Records provided:
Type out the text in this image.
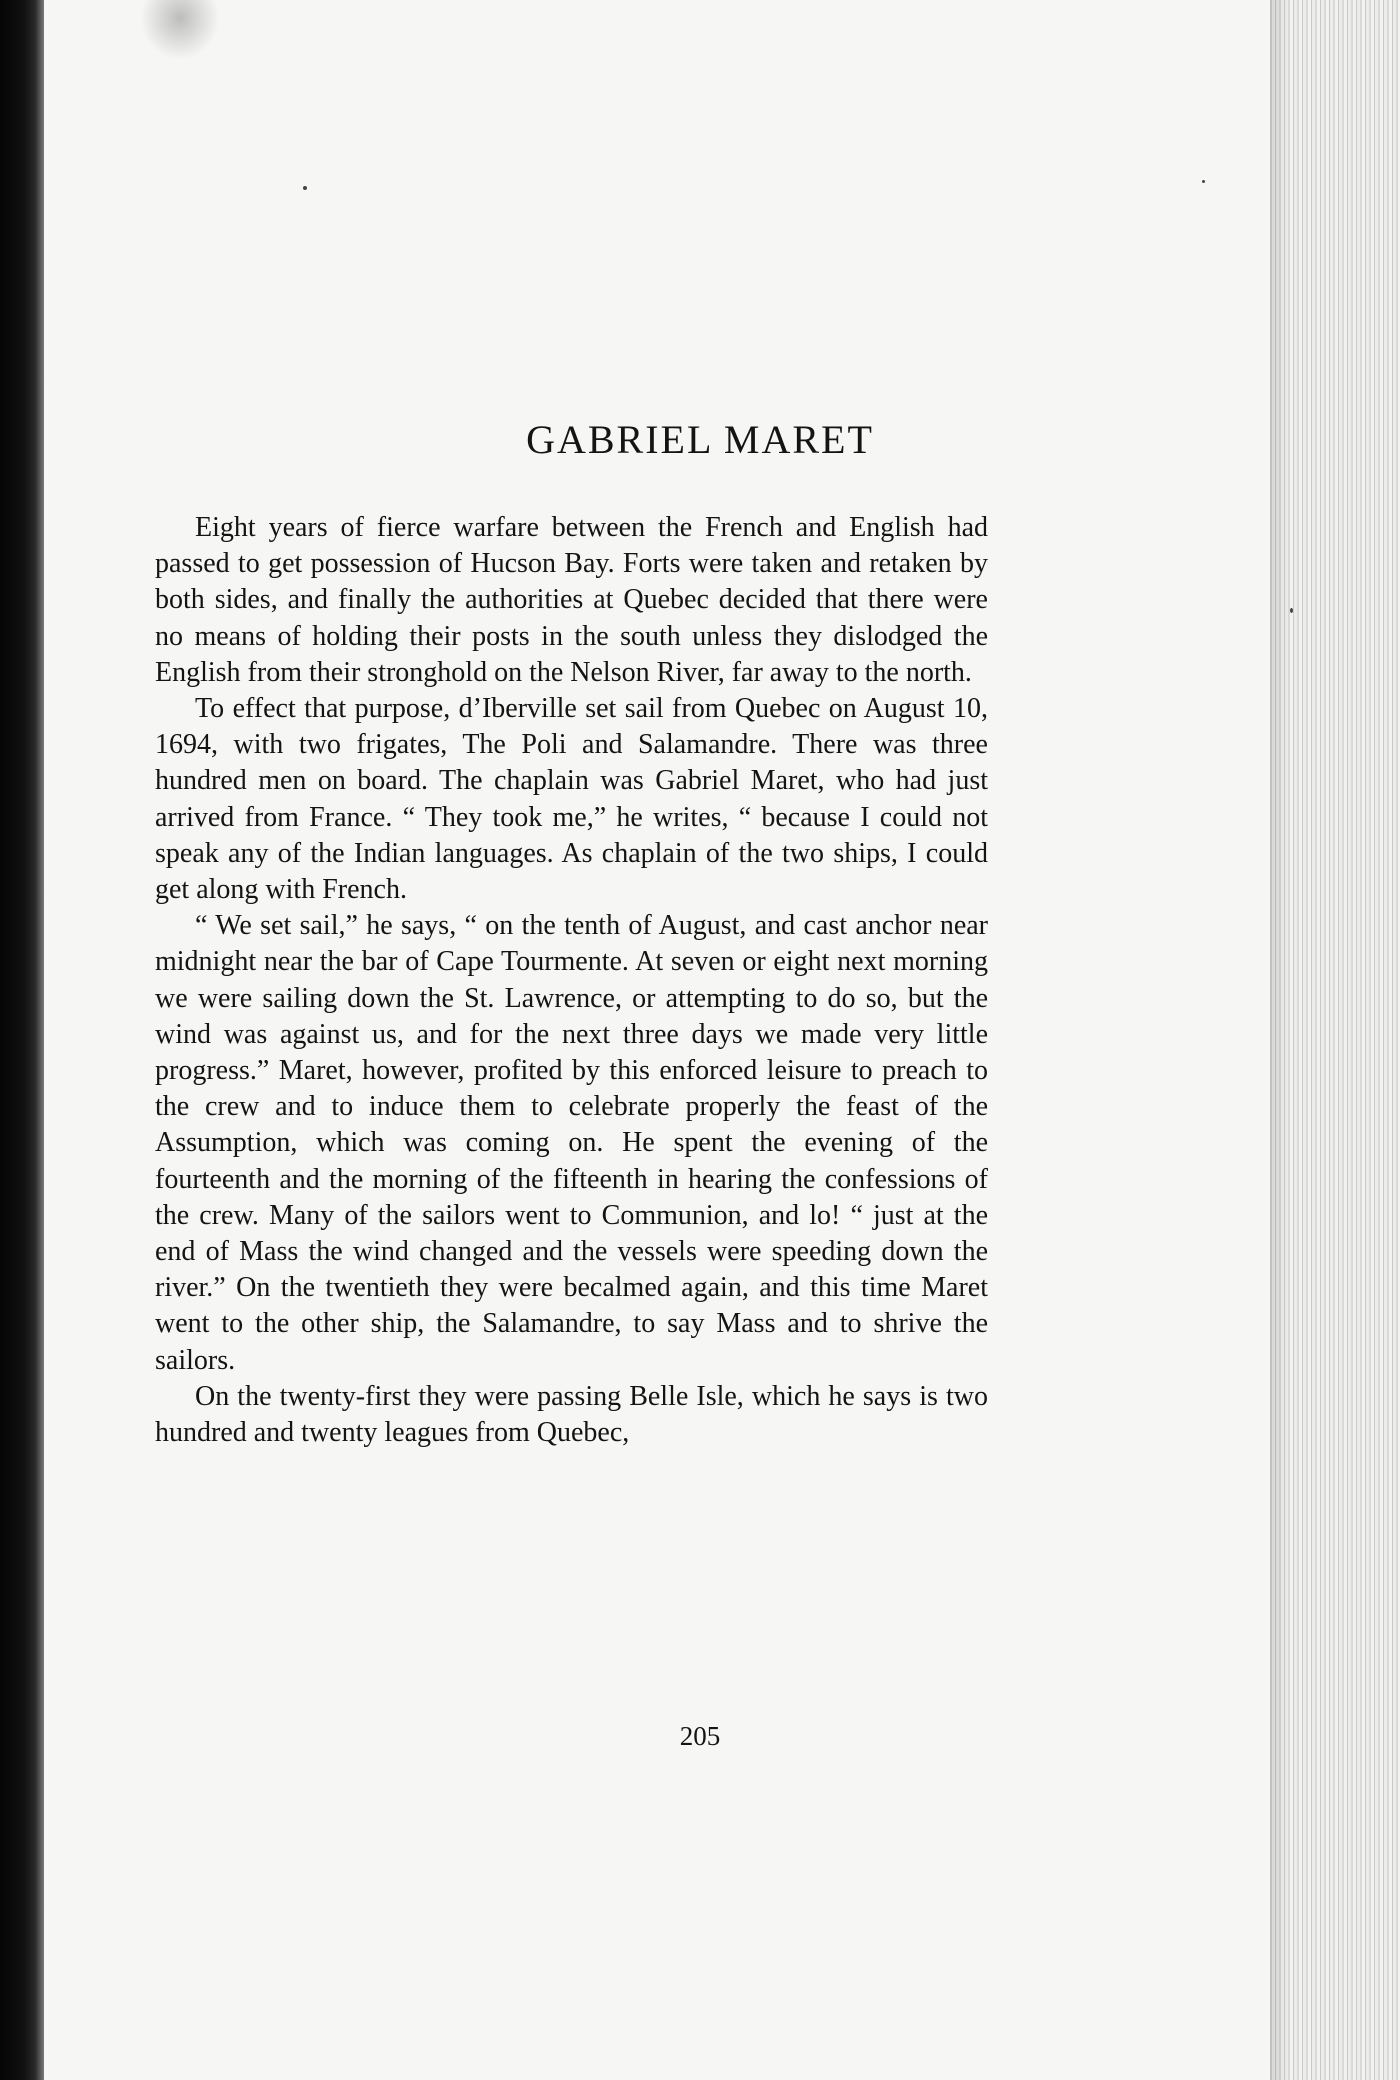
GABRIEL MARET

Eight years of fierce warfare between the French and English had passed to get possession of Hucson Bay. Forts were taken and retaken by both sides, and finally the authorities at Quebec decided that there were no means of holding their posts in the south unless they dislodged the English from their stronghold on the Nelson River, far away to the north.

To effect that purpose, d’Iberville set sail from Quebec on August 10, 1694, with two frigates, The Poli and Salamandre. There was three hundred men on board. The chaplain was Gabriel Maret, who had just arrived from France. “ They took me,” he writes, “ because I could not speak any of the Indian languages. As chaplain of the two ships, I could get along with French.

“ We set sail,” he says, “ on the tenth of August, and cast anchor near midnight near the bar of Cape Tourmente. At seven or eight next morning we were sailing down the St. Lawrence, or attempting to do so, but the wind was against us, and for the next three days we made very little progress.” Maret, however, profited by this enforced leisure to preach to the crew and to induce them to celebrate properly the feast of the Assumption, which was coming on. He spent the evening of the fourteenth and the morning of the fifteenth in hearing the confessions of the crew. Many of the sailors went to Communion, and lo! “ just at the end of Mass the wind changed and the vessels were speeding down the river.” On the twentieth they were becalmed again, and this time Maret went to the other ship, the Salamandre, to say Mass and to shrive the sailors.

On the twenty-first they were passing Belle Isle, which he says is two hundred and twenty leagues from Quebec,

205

Written request: Pull out all lines from the entries above in which the word "hundred" appears.

Expected output:
To effect that purpose, d’Iberville set sail from Quebec on August 10, 1694, with two frigates, The Poli and Salamandre. There was three hundred men on board. The chaplain was Gabriel Maret, who had just arrived from France. “ They took me,” he writes, “ because I could not speak any of the Indian languages. As chaplain of the two ships, I could get along with French.
On the twenty-first they were passing Belle Isle, which he says is two hundred and twenty leagues from Quebec,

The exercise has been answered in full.